--- BEGIN Dataset rows ---
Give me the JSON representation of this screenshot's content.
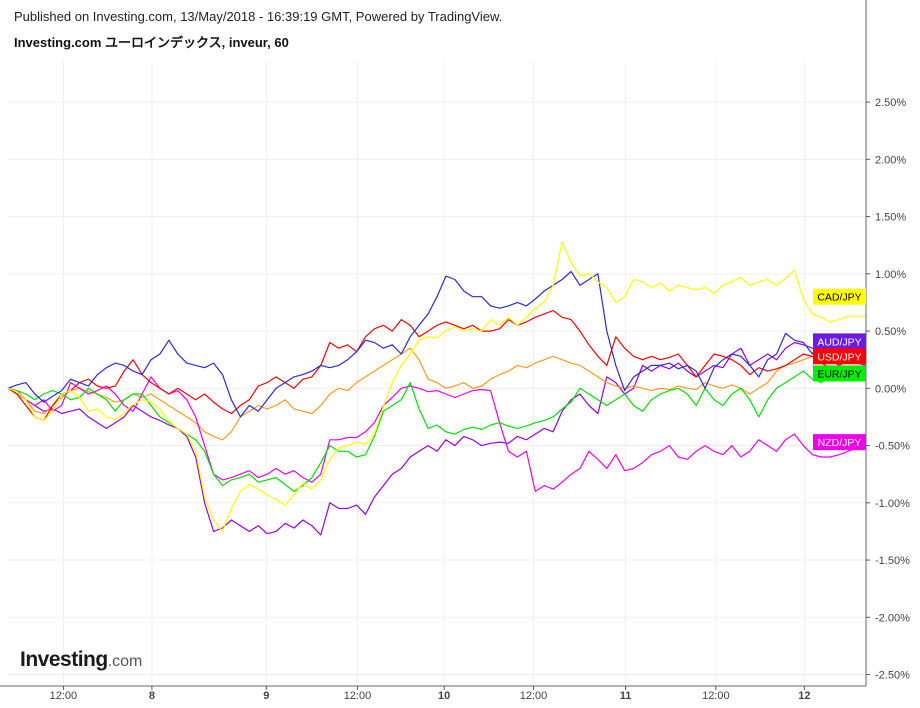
{
  "header": {
    "published": "Published on Investing.com, 13/May/2018 - 16:39:19 GMT, Powered by TradingView.",
    "title": "Investing.com ユーロインデックス, inveur, 60"
  },
  "logo": {
    "word": "Investing",
    "suffix": ".com"
  },
  "chart_data": {
    "type": "line",
    "title": "Investing.com ユーロインデックス, inveur, 60",
    "y_unit": "%",
    "ylim": [
      -2.6,
      2.85
    ],
    "xlim": [
      0,
      96
    ],
    "y_ticks": [
      2.5,
      2.0,
      1.5,
      1.0,
      0.5,
      0.0,
      -0.5,
      -1.0,
      -1.5,
      -2.0,
      -2.5
    ],
    "y_tick_labels": [
      "2.50%",
      "2.00%",
      "1.50%",
      "1.00%",
      "0.50%",
      "0.00%",
      "-0.50%",
      "-1.00%",
      "-1.50%",
      "-2.00%",
      "-2.50%"
    ],
    "x_tick_positions": [
      6.2,
      16.1,
      28.9,
      39.1,
      48.8,
      58.8,
      69.1,
      79.2,
      89.1
    ],
    "x_tick_labels": [
      "12:00",
      "8",
      "9",
      "12:00",
      "10",
      "12:00",
      "11",
      "12:00",
      "12"
    ],
    "x_tick_bold": [
      false,
      true,
      true,
      false,
      true,
      false,
      true,
      false,
      true
    ],
    "grid": true,
    "series": [
      {
        "name": "CAD/JPY",
        "color": "#ffff00",
        "label_color": "#ffff00",
        "label_text_color": "#000000",
        "values": [
          0,
          -0.03,
          -0.1,
          -0.25,
          -0.28,
          -0.2,
          -0.05,
          -0.02,
          -0.08,
          -0.2,
          -0.18,
          -0.25,
          -0.27,
          -0.22,
          -0.14,
          -0.1,
          -0.12,
          -0.18,
          -0.29,
          -0.35,
          -0.4,
          -0.55,
          -0.95,
          -1.15,
          -1.25,
          -1.05,
          -0.9,
          -0.84,
          -0.88,
          -0.93,
          -0.97,
          -1.02,
          -0.93,
          -0.83,
          -0.88,
          -0.8,
          -0.62,
          -0.52,
          -0.5,
          -0.47,
          -0.49,
          -0.4,
          -0.16,
          0.05,
          0.2,
          0.3,
          0.42,
          0.45,
          0.44,
          0.5,
          0.54,
          0.5,
          0.52,
          0.5,
          0.6,
          0.55,
          0.62,
          0.55,
          0.62,
          0.7,
          0.75,
          0.9,
          1.28,
          1.1,
          0.98,
          1.0,
          0.93,
          0.88,
          0.75,
          0.8,
          0.95,
          0.93,
          0.88,
          0.92,
          0.85,
          0.9,
          0.88,
          0.86,
          0.88,
          0.83,
          0.9,
          0.93,
          0.97,
          0.9,
          0.93,
          0.95,
          0.9,
          0.96,
          1.03,
          0.78,
          0.65,
          0.62,
          0.58,
          0.6,
          0.63,
          0.63,
          0.63
        ]
      },
      {
        "name": "AUD/JPY",
        "color": "#2b2bd8",
        "label_color": "#6a1ce0",
        "label_text_color": "#ffffff",
        "values": [
          0,
          0.03,
          0.05,
          -0.05,
          -0.12,
          -0.07,
          -0.02,
          0.08,
          0.05,
          0.02,
          0.12,
          0.18,
          0.22,
          0.2,
          0.15,
          0.12,
          0.25,
          0.3,
          0.42,
          0.3,
          0.22,
          0.2,
          0.18,
          0.22,
          0.12,
          -0.1,
          -0.25,
          -0.15,
          -0.2,
          -0.1,
          0.0,
          0.05,
          0.1,
          0.12,
          0.15,
          0.2,
          0.18,
          0.2,
          0.25,
          0.32,
          0.42,
          0.4,
          0.35,
          0.38,
          0.3,
          0.45,
          0.55,
          0.65,
          0.8,
          0.98,
          0.95,
          0.85,
          0.8,
          0.8,
          0.72,
          0.7,
          0.72,
          0.75,
          0.72,
          0.78,
          0.85,
          0.9,
          0.95,
          1.02,
          0.9,
          0.95,
          1.0,
          0.5,
          0.2,
          -0.02,
          0.1,
          0.15,
          0.2,
          0.2,
          0.22,
          0.17,
          0.2,
          0.15,
          0.0,
          0.18,
          0.25,
          0.3,
          0.28,
          0.2,
          0.1,
          0.25,
          0.3,
          0.48,
          0.42,
          0.4,
          0.3,
          0.44,
          0.35,
          0.27,
          0.33,
          0.28,
          0.3
        ]
      },
      {
        "name": "USD/JPY",
        "color": "#ff0000",
        "label_color": "#ff0000",
        "label_text_color": "#ffffff",
        "values": [
          0,
          -0.05,
          -0.15,
          -0.25,
          -0.28,
          -0.15,
          -0.05,
          -0.02,
          0.05,
          0.08,
          0.02,
          0.0,
          0.02,
          0.15,
          0.25,
          0.12,
          0.05,
          0.0,
          -0.05,
          0.0,
          -0.05,
          -0.1,
          -0.05,
          -0.12,
          -0.18,
          -0.22,
          -0.15,
          -0.1,
          0.02,
          0.05,
          0.1,
          0.05,
          0.0,
          0.08,
          0.1,
          0.2,
          0.4,
          0.35,
          0.38,
          0.32,
          0.45,
          0.52,
          0.55,
          0.5,
          0.6,
          0.55,
          0.45,
          0.5,
          0.55,
          0.58,
          0.55,
          0.52,
          0.55,
          0.5,
          0.5,
          0.52,
          0.6,
          0.55,
          0.58,
          0.62,
          0.65,
          0.68,
          0.62,
          0.6,
          0.5,
          0.38,
          0.28,
          0.2,
          0.45,
          0.35,
          0.28,
          0.25,
          0.28,
          0.25,
          0.27,
          0.3,
          0.2,
          0.1,
          0.2,
          0.3,
          0.28,
          0.25,
          0.2,
          0.12,
          0.18,
          0.15,
          0.17,
          0.2,
          0.25,
          0.3,
          0.28,
          0.22,
          0.18,
          0.2,
          0.25,
          0.25,
          0.25
        ]
      },
      {
        "name": "EUR/JPY",
        "color": "#00e000",
        "label_color": "#00ee00",
        "label_text_color": "#000000",
        "values": [
          0,
          -0.02,
          -0.05,
          -0.1,
          -0.05,
          -0.02,
          -0.05,
          -0.1,
          -0.08,
          0.0,
          -0.05,
          -0.1,
          -0.2,
          -0.1,
          -0.05,
          -0.05,
          -0.15,
          -0.25,
          -0.3,
          -0.35,
          -0.4,
          -0.45,
          -0.55,
          -0.75,
          -0.85,
          -0.8,
          -0.78,
          -0.75,
          -0.82,
          -0.8,
          -0.78,
          -0.84,
          -0.9,
          -0.85,
          -0.78,
          -0.65,
          -0.5,
          -0.55,
          -0.55,
          -0.6,
          -0.58,
          -0.42,
          -0.2,
          -0.15,
          -0.1,
          0.05,
          -0.18,
          -0.35,
          -0.32,
          -0.38,
          -0.4,
          -0.36,
          -0.34,
          -0.36,
          -0.32,
          -0.3,
          -0.33,
          -0.35,
          -0.33,
          -0.3,
          -0.28,
          -0.25,
          -0.18,
          -0.12,
          0.0,
          -0.05,
          -0.1,
          -0.15,
          -0.1,
          -0.05,
          -0.15,
          -0.2,
          -0.1,
          -0.05,
          -0.02,
          0.0,
          -0.05,
          -0.15,
          0.0,
          -0.1,
          -0.15,
          -0.05,
          0.0,
          -0.1,
          -0.25,
          -0.1,
          0.0,
          0.05,
          0.1,
          0.15,
          0.08,
          0.05,
          0.1,
          0.12,
          0.15,
          0.13,
          0.13
        ]
      },
      {
        "name": "NZD/JPY",
        "color": "#ee00ee",
        "label_color": "#ee00ee",
        "label_text_color": "#ffffff",
        "values": [
          0,
          -0.02,
          -0.1,
          -0.15,
          -0.1,
          -0.2,
          -0.15,
          0.05,
          0.0,
          -0.05,
          -0.02,
          0.02,
          -0.05,
          -0.15,
          -0.2,
          -0.05,
          0.1,
          0.0,
          -0.05,
          -0.02,
          -0.1,
          -0.25,
          -0.5,
          -0.75,
          -0.8,
          -0.78,
          -0.75,
          -0.72,
          -0.78,
          -0.75,
          -0.7,
          -0.75,
          -0.72,
          -0.78,
          -0.82,
          -0.75,
          -0.45,
          -0.45,
          -0.43,
          -0.43,
          -0.38,
          -0.3,
          -0.15,
          -0.08,
          0.0,
          0.02,
          0.0,
          -0.03,
          -0.02,
          -0.05,
          -0.08,
          -0.05,
          -0.02,
          -0.01,
          -0.02,
          -0.3,
          -0.55,
          -0.6,
          -0.55,
          -0.9,
          -0.85,
          -0.88,
          -0.82,
          -0.75,
          -0.7,
          -0.55,
          -0.62,
          -0.7,
          -0.58,
          -0.72,
          -0.7,
          -0.65,
          -0.58,
          -0.55,
          -0.5,
          -0.6,
          -0.62,
          -0.55,
          -0.5,
          -0.55,
          -0.58,
          -0.5,
          -0.6,
          -0.55,
          -0.45,
          -0.5,
          -0.55,
          -0.45,
          -0.4,
          -0.5,
          -0.58,
          -0.6,
          -0.6,
          -0.58,
          -0.55,
          -0.52,
          -0.5
        ]
      },
      {
        "name": "Orange",
        "color": "#ff9a1a",
        "label_color": "#ff9a1a",
        "label_text_color": "#ffffff",
        "values": [
          0,
          -0.05,
          -0.1,
          -0.2,
          -0.22,
          -0.15,
          -0.08,
          -0.02,
          0.0,
          -0.03,
          -0.05,
          -0.08,
          -0.12,
          -0.1,
          -0.05,
          -0.08,
          -0.05,
          -0.1,
          -0.15,
          -0.2,
          -0.25,
          -0.3,
          -0.38,
          -0.42,
          -0.45,
          -0.38,
          -0.25,
          -0.2,
          -0.15,
          -0.18,
          -0.15,
          -0.1,
          -0.18,
          -0.2,
          -0.22,
          -0.15,
          -0.05,
          0.0,
          -0.02,
          0.05,
          0.1,
          0.15,
          0.2,
          0.25,
          0.3,
          0.35,
          0.25,
          0.08,
          0.05,
          0.0,
          0.02,
          0.05,
          0.0,
          0.02,
          0.08,
          0.12,
          0.15,
          0.2,
          0.18,
          0.22,
          0.25,
          0.28,
          0.25,
          0.22,
          0.2,
          0.15,
          0.1,
          0.05,
          0.02,
          0.0,
          0.02,
          0.0,
          -0.02,
          0.0,
          -0.01,
          0.02,
          0.0,
          -0.01,
          0.05,
          0.02,
          0.0,
          0.03,
          0.0,
          -0.05,
          0.0,
          0.05,
          0.15,
          0.2,
          0.22,
          0.25,
          0.28,
          0.23,
          0.22,
          0.25,
          0.25,
          0.25,
          0.25
        ]
      },
      {
        "name": "Purple",
        "color": "#9900dd",
        "label_color": "#9900dd",
        "label_text_color": "#ffffff",
        "values": [
          0,
          -0.05,
          -0.1,
          -0.15,
          -0.2,
          -0.18,
          -0.22,
          -0.2,
          -0.18,
          -0.25,
          -0.3,
          -0.35,
          -0.3,
          -0.25,
          -0.15,
          -0.2,
          -0.25,
          -0.28,
          -0.32,
          -0.35,
          -0.42,
          -0.6,
          -1.0,
          -1.25,
          -1.22,
          -1.15,
          -1.2,
          -1.25,
          -1.2,
          -1.27,
          -1.25,
          -1.18,
          -1.22,
          -1.15,
          -1.2,
          -1.28,
          -1.0,
          -1.05,
          -1.05,
          -1.02,
          -1.1,
          -0.95,
          -0.85,
          -0.75,
          -0.7,
          -0.6,
          -0.55,
          -0.5,
          -0.55,
          -0.45,
          -0.5,
          -0.42,
          -0.45,
          -0.5,
          -0.48,
          -0.47,
          -0.48,
          -0.42,
          -0.45,
          -0.4,
          -0.35,
          -0.38,
          -0.2,
          -0.1,
          -0.05,
          -0.15,
          -0.22,
          0.1,
          0.05,
          -0.05,
          0.0,
          0.2,
          0.15,
          0.2,
          0.17,
          0.22,
          0.15,
          0.1,
          0.15,
          0.2,
          0.18,
          0.3,
          0.35,
          0.2,
          0.25,
          0.3,
          0.25,
          0.35,
          0.4,
          0.38,
          0.35,
          0.3,
          0.25,
          0.2,
          0.25,
          0.22,
          0.2
        ]
      }
    ],
    "legend_labels": [
      {
        "series": "CAD/JPY",
        "text": "CAD/JPY",
        "value": 0.8
      },
      {
        "series": "AUD/JPY",
        "text": "AUD/JPY",
        "value": 0.41
      },
      {
        "series": "USD/JPY",
        "text": "USD/JPY",
        "value": 0.28
      },
      {
        "series": "EUR/JPY",
        "text": "EUR/JPY",
        "value": 0.13
      },
      {
        "series": "NZD/JPY",
        "text": "NZD/JPY",
        "value": -0.47
      }
    ]
  }
}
--- END Dataset rows ---
- [Exercise details]: Scan the listing above and identify each line holding the string "inveur"; copy every such line.

- [Reply to the exercise]:
    "title": "Investing.com ユーロインデックス, inveur, 60"
    "title": "Investing.com ユーロインデックス, inveur, 60",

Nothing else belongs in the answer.